#### STATED TASK:
Locate the string "timestamp" in the listing below. Copy every line where it is found.

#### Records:
────────

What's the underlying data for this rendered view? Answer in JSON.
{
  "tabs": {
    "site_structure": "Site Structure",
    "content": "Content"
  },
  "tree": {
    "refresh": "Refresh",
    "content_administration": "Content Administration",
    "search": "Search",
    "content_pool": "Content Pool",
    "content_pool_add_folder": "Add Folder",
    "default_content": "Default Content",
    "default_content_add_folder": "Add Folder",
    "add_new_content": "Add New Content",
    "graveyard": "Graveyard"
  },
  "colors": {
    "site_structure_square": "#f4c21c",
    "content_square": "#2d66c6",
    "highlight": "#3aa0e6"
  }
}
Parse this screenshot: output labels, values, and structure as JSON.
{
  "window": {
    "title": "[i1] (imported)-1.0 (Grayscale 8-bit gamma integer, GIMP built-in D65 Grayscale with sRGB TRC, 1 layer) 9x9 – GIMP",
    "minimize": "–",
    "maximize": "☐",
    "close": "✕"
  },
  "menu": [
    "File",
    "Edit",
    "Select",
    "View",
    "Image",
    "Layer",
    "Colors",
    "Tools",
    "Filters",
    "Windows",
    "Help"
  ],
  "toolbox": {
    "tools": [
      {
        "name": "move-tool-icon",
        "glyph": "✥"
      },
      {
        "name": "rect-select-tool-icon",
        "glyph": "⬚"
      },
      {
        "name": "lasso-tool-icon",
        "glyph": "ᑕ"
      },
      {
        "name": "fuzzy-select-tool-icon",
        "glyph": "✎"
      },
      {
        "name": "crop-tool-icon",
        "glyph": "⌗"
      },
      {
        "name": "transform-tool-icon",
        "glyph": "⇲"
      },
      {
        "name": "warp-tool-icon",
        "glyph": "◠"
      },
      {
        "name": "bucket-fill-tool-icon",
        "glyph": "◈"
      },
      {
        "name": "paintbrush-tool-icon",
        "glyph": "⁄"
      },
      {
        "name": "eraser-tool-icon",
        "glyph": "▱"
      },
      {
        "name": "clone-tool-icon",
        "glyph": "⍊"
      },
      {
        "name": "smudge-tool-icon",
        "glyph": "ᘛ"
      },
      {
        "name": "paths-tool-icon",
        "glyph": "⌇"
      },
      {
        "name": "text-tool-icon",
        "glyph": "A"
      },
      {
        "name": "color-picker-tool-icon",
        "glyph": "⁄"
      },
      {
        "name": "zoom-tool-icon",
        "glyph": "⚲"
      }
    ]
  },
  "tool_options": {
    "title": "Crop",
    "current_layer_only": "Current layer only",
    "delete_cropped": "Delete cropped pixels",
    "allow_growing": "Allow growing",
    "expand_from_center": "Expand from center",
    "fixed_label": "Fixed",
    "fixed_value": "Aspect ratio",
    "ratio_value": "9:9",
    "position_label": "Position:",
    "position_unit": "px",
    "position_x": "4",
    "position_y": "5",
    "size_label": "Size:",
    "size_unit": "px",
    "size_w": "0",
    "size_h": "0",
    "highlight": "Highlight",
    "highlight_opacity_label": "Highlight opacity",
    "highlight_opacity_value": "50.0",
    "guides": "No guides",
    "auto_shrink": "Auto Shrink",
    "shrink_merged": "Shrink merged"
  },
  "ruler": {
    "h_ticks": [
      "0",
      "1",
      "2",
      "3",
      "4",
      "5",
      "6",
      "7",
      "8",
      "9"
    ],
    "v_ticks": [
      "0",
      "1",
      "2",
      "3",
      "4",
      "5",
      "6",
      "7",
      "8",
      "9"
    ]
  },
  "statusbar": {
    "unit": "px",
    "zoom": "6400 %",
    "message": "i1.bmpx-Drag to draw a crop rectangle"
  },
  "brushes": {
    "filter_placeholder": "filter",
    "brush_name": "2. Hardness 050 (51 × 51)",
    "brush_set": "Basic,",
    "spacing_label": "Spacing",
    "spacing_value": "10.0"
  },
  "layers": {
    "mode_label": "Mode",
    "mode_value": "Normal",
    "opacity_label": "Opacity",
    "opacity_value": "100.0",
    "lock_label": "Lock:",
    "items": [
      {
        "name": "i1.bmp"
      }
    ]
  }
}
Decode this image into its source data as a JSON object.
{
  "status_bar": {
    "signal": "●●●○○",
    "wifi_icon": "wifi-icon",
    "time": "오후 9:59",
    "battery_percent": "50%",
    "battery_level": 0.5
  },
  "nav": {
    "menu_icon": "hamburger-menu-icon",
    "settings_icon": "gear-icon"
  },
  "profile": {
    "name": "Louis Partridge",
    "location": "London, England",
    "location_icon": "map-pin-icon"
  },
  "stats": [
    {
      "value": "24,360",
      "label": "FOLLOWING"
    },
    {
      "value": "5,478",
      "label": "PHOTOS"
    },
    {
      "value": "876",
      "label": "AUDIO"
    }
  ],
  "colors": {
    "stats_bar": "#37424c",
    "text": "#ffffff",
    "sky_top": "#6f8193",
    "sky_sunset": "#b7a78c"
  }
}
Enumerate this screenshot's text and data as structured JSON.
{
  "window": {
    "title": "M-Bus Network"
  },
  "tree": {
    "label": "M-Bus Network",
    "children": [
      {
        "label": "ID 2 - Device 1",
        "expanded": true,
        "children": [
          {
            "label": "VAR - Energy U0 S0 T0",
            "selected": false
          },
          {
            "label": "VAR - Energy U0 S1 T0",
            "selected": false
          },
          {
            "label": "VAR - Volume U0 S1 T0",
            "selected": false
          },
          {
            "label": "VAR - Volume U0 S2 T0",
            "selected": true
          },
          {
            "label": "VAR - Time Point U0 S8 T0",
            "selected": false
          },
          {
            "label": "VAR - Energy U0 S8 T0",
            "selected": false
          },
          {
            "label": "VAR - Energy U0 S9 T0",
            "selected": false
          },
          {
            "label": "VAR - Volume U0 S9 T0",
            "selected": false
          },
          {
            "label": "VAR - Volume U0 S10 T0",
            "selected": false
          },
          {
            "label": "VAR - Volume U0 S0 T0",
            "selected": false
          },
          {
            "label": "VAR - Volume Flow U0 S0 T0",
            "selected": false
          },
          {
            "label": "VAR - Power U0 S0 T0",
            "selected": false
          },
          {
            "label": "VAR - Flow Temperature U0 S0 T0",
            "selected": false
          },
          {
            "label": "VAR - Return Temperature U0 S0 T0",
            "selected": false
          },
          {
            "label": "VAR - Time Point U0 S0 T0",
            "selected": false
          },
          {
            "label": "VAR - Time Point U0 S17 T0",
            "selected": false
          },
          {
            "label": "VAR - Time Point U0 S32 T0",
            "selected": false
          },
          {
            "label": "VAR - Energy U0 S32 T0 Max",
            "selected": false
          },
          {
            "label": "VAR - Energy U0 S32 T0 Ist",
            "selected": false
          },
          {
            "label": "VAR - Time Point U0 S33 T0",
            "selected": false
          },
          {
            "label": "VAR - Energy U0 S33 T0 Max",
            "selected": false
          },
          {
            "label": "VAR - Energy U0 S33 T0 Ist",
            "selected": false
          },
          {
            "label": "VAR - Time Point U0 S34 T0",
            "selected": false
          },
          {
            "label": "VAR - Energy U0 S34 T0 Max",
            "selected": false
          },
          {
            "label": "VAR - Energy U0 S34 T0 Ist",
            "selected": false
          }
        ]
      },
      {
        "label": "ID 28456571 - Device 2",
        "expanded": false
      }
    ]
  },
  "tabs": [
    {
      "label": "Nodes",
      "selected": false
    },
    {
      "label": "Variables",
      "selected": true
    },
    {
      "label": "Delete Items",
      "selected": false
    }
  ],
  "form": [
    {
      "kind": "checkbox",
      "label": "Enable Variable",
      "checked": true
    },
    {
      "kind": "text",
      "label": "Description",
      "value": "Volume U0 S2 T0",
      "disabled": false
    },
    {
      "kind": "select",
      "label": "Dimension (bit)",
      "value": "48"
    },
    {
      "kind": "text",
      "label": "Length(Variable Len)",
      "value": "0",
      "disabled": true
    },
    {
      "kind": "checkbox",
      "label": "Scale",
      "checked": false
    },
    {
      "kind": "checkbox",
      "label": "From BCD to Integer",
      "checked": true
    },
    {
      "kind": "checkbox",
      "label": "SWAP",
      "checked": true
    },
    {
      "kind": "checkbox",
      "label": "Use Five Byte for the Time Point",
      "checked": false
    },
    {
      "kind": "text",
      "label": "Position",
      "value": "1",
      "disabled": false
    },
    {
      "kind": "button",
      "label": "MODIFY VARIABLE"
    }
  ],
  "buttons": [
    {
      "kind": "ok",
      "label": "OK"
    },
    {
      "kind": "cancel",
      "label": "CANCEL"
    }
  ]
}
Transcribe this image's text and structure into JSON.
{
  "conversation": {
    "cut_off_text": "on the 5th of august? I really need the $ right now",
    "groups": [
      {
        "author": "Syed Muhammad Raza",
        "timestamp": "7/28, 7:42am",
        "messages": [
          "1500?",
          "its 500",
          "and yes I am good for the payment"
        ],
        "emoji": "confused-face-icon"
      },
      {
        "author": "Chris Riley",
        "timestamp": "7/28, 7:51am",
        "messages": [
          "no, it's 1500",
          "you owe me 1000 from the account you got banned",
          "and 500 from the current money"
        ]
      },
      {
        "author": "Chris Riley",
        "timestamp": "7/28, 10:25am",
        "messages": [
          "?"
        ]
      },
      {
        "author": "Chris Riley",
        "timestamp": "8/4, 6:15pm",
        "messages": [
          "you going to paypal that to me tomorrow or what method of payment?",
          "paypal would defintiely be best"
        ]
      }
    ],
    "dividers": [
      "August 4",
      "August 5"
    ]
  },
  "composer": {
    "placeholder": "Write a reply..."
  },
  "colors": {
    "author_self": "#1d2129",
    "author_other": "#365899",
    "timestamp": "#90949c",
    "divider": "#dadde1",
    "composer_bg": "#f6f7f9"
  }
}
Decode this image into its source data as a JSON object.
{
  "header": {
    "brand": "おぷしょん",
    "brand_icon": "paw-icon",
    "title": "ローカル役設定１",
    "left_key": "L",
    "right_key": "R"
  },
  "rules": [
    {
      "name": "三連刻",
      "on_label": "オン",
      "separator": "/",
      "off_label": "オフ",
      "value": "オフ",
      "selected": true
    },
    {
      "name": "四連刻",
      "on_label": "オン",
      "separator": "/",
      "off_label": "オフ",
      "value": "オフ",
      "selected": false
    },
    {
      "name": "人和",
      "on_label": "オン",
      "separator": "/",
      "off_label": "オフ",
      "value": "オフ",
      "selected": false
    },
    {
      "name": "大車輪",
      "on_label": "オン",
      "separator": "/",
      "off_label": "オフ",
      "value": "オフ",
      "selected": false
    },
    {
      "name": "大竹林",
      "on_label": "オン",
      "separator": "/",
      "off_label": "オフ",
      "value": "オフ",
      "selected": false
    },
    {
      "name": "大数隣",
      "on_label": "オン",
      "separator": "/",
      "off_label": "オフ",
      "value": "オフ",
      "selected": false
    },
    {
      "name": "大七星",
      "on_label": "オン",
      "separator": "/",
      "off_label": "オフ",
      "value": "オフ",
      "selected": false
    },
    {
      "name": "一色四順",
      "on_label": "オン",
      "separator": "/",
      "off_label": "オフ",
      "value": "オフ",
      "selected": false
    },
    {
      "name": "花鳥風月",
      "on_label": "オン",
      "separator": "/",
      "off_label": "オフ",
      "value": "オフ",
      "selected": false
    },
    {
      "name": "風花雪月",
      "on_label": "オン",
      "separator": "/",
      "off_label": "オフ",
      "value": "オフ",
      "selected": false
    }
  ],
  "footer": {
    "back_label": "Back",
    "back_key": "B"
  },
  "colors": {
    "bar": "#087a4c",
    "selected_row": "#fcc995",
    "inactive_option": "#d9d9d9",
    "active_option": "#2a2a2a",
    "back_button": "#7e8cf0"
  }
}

────────

#### COMPLETED TASK:
        "timestamp": "7/28, 7:42am",
        "timestamp": "7/28, 7:51am",
        "timestamp": "7/28, 10:25am",
        "timestamp": "8/4, 6:15pm",
    "timestamp": "#90949c",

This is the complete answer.